▶ **REQUIRED WORK**: Collect every line in the records below that contains the word "JSON".

▶ **GIVEN DATA**:

★ ★ ★ ★ ★

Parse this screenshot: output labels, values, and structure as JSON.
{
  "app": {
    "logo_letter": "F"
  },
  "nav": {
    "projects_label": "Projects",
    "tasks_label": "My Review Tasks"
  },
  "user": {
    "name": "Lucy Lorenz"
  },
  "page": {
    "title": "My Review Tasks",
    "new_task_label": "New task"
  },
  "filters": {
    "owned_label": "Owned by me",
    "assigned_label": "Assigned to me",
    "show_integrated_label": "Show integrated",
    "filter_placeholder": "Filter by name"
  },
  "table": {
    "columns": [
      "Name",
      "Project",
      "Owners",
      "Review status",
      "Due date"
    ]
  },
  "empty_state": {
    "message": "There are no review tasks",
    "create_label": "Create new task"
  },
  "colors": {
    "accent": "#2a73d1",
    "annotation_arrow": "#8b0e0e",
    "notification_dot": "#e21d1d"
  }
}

★ ★ ★ ★ ★

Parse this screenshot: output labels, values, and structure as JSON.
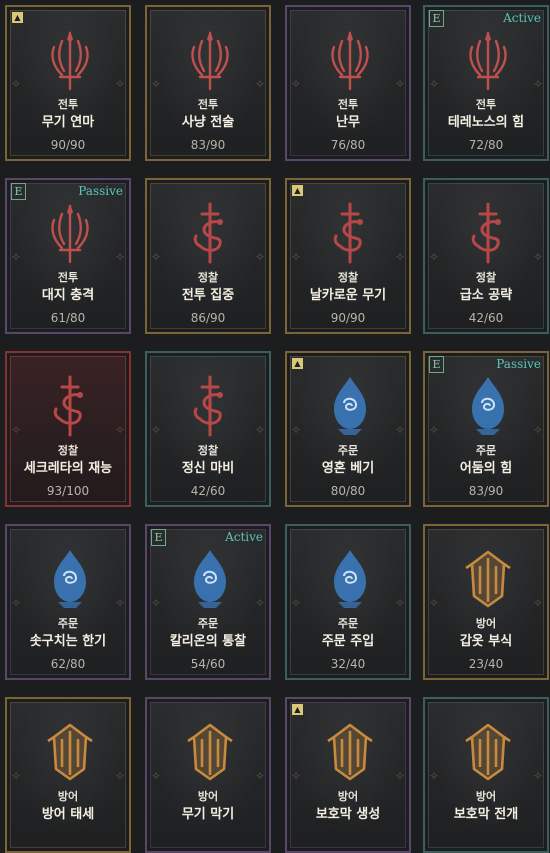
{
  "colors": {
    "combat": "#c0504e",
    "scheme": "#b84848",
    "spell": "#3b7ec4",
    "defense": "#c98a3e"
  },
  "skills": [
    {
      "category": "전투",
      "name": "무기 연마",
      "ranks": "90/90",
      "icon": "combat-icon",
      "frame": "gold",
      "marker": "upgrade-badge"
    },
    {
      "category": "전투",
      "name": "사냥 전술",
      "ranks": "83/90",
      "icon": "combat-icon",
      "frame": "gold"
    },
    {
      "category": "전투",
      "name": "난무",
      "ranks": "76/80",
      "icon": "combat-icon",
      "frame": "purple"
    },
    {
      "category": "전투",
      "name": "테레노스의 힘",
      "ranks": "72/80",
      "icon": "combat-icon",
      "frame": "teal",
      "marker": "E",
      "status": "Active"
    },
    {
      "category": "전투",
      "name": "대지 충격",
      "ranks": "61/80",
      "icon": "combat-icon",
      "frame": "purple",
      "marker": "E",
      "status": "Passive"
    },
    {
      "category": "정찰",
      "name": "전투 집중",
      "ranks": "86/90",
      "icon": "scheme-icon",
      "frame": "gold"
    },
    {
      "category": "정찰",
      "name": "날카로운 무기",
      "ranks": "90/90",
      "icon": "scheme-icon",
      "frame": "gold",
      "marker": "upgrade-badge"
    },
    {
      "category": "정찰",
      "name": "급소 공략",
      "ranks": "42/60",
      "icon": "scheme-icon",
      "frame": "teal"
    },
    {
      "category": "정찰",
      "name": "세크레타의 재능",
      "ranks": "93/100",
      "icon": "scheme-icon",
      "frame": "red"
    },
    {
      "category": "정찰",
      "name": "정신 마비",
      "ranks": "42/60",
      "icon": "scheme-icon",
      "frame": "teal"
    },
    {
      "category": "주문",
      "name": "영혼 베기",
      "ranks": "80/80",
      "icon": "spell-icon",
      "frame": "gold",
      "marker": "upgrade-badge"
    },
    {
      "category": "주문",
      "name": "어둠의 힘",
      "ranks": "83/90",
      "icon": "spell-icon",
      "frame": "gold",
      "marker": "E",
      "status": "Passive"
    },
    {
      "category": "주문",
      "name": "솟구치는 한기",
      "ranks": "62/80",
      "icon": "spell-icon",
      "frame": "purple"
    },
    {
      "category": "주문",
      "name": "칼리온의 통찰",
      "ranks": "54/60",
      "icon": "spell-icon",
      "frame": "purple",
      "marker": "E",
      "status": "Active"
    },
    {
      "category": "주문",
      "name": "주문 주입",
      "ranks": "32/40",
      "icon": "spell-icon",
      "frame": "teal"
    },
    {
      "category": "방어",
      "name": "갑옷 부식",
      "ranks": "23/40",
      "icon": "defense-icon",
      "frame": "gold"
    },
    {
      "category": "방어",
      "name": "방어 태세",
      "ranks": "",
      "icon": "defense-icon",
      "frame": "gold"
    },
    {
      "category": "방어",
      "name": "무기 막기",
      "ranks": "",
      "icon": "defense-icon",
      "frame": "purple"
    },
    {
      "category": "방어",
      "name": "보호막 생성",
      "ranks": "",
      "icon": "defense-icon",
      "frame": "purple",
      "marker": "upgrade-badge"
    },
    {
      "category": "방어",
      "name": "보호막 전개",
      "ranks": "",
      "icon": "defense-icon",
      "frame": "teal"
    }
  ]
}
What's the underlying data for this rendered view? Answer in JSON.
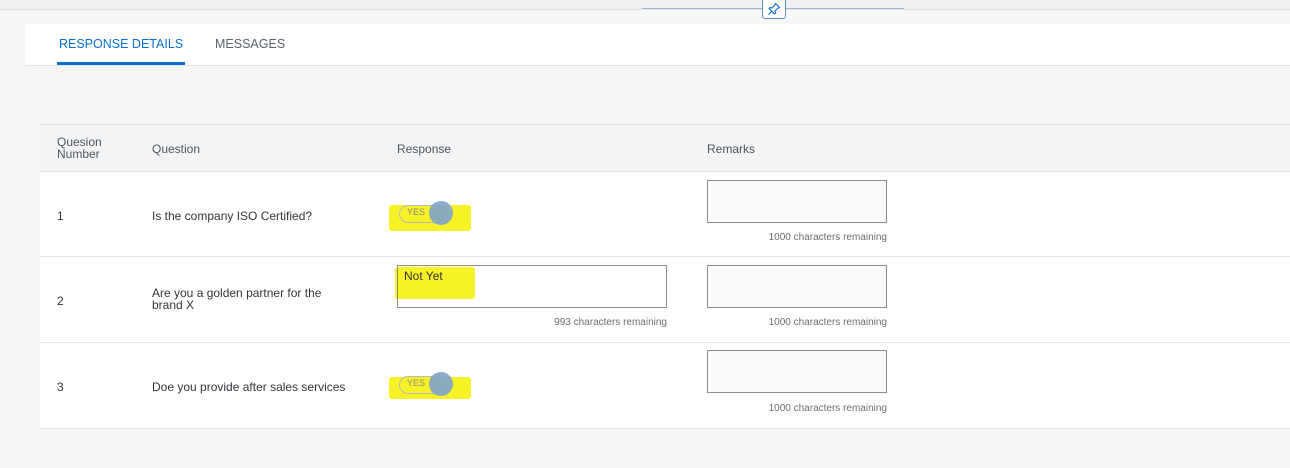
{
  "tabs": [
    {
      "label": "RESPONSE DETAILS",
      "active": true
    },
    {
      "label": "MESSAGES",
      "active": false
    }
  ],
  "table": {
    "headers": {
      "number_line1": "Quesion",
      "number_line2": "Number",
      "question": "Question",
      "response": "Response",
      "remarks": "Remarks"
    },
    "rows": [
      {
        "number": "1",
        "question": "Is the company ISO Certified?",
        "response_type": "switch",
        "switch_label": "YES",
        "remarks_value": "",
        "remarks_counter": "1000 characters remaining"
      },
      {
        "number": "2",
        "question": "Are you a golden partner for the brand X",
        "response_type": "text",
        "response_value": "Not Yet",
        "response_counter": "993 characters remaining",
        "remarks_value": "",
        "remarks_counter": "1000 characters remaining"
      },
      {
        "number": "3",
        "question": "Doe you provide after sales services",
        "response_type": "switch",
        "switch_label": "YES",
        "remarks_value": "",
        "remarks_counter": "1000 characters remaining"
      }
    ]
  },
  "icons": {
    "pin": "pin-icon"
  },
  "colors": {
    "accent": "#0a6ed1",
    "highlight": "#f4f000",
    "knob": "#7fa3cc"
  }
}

★ ★ ★ ★ ★

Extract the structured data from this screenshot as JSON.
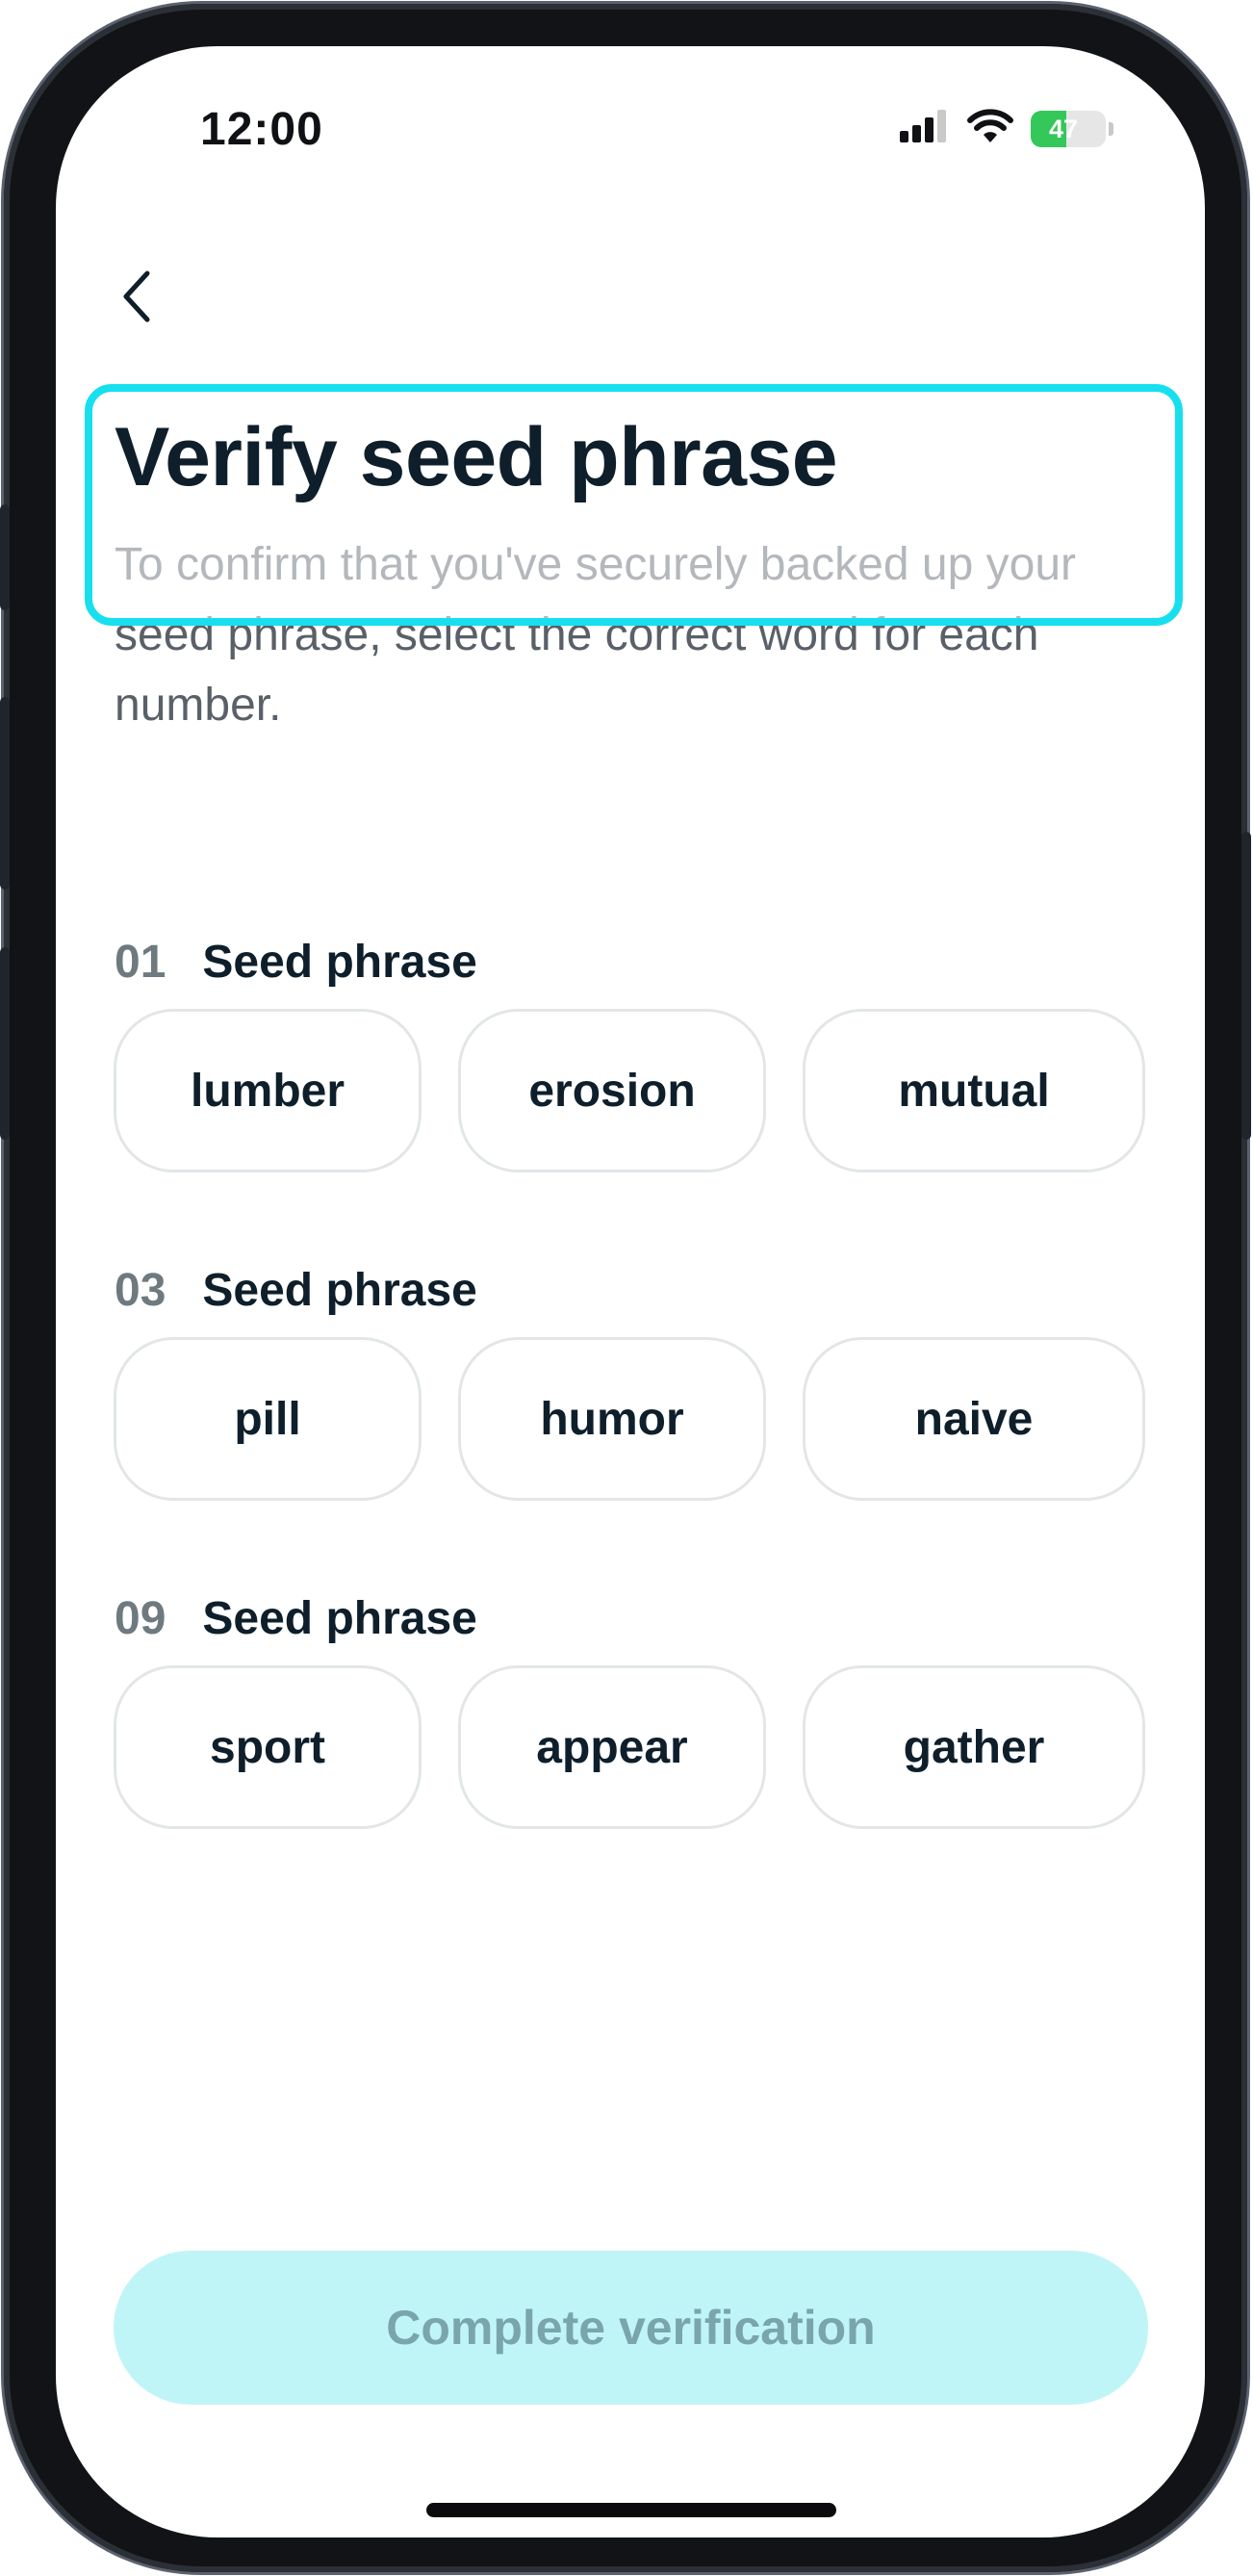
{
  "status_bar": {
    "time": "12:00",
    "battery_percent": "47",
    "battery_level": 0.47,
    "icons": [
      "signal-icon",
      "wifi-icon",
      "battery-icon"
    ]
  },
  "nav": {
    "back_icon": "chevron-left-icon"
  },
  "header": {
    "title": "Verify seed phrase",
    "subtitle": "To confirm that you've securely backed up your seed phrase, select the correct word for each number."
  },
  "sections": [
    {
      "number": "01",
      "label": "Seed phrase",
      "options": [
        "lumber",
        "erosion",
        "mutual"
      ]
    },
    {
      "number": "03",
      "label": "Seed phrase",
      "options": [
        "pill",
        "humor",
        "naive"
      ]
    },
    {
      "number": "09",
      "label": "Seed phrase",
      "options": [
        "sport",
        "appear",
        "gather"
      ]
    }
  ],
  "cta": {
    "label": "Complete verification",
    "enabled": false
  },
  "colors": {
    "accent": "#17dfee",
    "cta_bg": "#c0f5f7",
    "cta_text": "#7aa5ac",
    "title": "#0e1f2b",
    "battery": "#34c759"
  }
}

★ ★ ★ ★ ★

▶ **SOLVED EXERCISE**:
Parse this screenshot: output labels, values, and structure as JSON.
Parse this screenshot: output labels, values, and structure as JSON.
What's the underlying data for this rendered view? Answer in JSON.
Extract the structured data from this screenshot as JSON.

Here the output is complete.